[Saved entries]
start

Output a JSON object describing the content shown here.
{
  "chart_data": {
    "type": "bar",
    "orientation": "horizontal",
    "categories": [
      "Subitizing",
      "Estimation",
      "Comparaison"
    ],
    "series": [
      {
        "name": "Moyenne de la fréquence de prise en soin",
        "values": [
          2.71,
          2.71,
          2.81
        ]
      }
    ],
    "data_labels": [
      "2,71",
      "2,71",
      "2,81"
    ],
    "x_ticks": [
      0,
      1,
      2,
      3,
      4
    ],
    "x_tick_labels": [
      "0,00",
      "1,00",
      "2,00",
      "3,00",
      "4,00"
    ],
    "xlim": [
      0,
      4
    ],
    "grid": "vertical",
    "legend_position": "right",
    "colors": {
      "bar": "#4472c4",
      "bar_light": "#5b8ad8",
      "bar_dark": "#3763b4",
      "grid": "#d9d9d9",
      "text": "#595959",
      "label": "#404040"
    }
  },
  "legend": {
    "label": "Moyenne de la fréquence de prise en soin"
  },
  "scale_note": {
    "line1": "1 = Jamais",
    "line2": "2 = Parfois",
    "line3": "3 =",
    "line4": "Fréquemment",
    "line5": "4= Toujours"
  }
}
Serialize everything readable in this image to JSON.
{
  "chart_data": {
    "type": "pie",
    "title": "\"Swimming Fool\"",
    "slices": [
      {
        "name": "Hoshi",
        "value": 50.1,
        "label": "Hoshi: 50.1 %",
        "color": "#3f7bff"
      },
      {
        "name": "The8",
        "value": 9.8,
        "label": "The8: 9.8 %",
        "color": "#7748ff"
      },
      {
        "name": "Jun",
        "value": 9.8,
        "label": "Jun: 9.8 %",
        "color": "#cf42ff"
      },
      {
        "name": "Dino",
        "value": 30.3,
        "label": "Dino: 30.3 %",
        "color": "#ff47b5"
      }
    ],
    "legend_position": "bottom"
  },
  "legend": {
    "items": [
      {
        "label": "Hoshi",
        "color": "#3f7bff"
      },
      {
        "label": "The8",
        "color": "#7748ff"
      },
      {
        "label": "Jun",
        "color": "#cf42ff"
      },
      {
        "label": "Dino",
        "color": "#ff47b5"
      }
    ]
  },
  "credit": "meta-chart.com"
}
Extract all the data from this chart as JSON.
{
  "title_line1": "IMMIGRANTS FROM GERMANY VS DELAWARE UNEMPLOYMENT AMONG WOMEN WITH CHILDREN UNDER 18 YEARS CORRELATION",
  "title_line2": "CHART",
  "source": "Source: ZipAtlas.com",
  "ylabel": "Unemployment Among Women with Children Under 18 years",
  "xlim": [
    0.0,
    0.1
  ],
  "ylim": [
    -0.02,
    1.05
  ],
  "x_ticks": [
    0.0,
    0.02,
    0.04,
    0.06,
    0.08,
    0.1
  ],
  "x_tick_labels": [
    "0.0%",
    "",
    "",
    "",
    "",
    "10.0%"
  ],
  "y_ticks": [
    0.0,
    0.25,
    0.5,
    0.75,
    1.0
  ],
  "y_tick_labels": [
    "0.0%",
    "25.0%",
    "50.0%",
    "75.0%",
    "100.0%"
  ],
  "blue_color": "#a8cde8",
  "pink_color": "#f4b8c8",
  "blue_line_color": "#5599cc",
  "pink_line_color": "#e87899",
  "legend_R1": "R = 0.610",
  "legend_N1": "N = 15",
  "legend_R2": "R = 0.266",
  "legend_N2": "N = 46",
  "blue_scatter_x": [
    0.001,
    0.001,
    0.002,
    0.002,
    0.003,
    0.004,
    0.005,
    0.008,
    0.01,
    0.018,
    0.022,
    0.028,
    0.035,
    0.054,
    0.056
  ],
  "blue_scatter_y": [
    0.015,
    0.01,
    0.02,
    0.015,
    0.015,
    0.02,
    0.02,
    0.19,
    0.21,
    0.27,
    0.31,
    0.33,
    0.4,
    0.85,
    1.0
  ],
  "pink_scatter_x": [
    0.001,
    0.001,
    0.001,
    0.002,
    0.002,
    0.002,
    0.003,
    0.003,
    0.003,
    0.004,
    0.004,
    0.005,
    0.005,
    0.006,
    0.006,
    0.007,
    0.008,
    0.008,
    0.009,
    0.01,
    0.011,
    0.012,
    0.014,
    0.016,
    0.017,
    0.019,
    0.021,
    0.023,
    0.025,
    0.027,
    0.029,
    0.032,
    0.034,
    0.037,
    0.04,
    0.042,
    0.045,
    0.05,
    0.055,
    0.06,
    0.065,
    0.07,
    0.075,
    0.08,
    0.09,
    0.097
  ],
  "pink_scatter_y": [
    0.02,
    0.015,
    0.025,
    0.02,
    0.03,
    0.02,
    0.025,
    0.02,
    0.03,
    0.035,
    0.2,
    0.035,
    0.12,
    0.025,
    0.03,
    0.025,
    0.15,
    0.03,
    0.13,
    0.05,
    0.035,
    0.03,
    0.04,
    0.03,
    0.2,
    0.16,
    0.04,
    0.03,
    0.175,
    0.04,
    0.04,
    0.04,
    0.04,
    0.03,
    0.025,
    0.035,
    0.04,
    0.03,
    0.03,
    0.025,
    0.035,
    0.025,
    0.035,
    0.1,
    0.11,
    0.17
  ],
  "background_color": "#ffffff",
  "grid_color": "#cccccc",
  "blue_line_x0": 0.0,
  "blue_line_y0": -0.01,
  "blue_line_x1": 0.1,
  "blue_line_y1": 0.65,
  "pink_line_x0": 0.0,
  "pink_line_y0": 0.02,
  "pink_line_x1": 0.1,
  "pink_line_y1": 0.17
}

end

• Short problem
List all lines from the entries that include the word "this".

• Solution below
Serialize everything readable in this image to JSON.
Extract all the data from this chart as JSON.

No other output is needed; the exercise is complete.